(Saved data entries)
========================
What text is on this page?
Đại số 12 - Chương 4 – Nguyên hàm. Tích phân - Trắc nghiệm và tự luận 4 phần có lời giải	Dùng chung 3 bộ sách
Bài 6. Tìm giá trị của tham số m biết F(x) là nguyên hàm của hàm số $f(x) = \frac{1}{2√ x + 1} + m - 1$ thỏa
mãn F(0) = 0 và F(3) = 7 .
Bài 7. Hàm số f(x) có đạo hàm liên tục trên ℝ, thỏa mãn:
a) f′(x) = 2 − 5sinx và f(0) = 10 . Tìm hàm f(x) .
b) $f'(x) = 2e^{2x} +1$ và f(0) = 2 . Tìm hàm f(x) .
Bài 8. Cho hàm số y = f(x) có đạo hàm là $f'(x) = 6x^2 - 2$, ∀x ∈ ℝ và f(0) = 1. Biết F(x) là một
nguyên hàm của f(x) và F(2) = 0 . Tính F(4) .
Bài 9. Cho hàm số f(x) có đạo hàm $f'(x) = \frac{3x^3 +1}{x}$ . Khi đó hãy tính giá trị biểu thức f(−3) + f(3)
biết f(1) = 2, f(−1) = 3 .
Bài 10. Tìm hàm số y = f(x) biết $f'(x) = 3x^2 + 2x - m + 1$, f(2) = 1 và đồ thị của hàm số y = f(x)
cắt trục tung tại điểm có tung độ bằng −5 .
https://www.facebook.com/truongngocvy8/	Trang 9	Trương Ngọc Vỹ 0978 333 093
========================
Where does the word "frac" appear? Return each line that holds it.

Bài 6. Tìm giá trị của tham số m biết F(x) là nguyên hàm của hàm số $f(x) = \frac{1}{2√ x + 1} + m - 1$ thỏa
Bài 9. Cho hàm số f(x) có đạo hàm $f'(x) = \frac{3x^3 +1}{x}$ . Khi đó hãy tính giá trị biểu thức f(−3) + f(3)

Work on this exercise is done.